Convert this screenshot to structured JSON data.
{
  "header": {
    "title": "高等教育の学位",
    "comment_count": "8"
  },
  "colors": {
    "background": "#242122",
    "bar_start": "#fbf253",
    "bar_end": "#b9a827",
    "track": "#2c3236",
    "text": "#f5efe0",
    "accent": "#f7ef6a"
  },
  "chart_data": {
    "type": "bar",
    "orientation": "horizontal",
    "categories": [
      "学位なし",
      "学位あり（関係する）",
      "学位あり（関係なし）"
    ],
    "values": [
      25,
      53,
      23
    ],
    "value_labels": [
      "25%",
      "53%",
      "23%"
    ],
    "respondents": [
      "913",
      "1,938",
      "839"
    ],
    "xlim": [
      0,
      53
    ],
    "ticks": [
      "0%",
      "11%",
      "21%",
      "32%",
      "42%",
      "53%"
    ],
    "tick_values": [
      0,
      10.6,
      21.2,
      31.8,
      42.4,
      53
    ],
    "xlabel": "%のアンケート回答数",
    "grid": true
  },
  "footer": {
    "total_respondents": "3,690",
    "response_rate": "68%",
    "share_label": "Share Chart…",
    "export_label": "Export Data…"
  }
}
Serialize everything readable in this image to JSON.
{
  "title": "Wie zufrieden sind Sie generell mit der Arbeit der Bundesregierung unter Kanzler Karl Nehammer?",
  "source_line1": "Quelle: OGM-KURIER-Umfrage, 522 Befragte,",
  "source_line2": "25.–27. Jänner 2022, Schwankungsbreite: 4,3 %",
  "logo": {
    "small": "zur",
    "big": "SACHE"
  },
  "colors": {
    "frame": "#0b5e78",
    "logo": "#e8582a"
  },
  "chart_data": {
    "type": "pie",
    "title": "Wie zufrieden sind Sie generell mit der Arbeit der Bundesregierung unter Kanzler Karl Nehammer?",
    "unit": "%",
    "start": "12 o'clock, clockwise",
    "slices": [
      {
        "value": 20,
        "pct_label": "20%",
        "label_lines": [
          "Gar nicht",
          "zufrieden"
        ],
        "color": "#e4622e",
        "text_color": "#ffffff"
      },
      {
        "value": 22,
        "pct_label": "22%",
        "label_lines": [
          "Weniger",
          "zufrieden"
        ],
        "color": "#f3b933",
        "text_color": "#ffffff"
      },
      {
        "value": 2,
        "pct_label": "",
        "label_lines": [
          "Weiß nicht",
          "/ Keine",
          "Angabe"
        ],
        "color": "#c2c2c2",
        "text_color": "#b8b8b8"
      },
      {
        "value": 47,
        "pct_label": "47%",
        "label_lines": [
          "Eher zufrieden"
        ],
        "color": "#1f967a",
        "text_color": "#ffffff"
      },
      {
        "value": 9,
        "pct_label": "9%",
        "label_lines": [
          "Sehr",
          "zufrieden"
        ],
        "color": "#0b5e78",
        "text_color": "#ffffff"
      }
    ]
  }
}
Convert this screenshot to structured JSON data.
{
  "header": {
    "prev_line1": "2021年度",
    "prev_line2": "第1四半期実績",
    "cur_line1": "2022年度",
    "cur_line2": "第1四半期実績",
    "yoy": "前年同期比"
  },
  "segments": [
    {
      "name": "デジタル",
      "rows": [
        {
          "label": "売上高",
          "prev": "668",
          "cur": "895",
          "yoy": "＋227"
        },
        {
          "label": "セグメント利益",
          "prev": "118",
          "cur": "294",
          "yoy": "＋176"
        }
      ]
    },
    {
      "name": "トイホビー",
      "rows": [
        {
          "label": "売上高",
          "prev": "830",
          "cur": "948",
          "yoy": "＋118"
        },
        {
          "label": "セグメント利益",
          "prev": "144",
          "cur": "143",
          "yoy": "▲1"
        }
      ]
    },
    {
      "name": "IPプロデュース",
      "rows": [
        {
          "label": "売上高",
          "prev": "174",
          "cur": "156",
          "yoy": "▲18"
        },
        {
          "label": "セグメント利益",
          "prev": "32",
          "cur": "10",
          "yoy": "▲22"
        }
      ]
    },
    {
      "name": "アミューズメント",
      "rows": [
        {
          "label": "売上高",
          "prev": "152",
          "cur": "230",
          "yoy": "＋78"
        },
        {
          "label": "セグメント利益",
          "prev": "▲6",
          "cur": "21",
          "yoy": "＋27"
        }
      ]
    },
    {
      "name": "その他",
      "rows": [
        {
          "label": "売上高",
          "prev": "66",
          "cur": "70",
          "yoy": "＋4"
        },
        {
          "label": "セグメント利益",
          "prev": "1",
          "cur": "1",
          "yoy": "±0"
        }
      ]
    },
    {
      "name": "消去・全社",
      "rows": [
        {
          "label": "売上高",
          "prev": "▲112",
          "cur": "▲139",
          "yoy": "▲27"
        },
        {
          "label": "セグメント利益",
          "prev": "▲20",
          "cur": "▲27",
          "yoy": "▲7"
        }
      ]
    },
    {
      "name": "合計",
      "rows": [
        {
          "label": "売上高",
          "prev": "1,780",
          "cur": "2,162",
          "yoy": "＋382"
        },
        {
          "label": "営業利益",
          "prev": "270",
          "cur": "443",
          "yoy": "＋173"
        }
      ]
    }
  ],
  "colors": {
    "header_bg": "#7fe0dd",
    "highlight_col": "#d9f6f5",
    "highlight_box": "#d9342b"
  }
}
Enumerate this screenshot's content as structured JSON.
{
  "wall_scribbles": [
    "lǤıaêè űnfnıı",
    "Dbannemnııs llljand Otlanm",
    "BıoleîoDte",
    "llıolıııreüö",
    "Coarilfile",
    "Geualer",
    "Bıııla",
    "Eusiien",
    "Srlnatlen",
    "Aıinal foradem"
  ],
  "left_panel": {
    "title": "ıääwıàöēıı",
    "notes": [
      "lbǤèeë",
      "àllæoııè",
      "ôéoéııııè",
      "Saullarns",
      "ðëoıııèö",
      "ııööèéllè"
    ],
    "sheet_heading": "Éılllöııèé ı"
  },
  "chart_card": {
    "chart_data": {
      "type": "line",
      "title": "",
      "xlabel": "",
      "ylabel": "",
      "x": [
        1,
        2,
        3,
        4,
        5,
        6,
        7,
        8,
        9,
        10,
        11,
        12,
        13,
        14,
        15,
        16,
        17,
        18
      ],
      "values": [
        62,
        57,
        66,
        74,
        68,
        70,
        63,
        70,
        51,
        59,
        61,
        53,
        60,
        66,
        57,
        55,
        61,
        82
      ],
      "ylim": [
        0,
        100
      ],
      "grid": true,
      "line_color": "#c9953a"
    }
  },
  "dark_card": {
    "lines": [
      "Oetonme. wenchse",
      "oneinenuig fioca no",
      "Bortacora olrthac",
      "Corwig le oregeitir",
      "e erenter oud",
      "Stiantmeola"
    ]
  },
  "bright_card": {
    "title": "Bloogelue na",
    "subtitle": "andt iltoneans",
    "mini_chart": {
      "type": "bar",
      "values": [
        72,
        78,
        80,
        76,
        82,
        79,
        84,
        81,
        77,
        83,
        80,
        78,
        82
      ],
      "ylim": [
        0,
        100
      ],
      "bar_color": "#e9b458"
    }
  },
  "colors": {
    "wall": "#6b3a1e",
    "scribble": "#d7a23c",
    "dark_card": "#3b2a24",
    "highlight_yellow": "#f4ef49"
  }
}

##########

_Aim of the task:_ Gather from the records above every line containing the string "sind".

_Exercise solution:_
  "title": "Wie zufrieden sind Sie generell mit der Arbeit der Bundesregierung unter Kanzler Karl Nehammer?",
    "title": "Wie zufrieden sind Sie generell mit der Arbeit der Bundesregierung unter Kanzler Karl Nehammer?",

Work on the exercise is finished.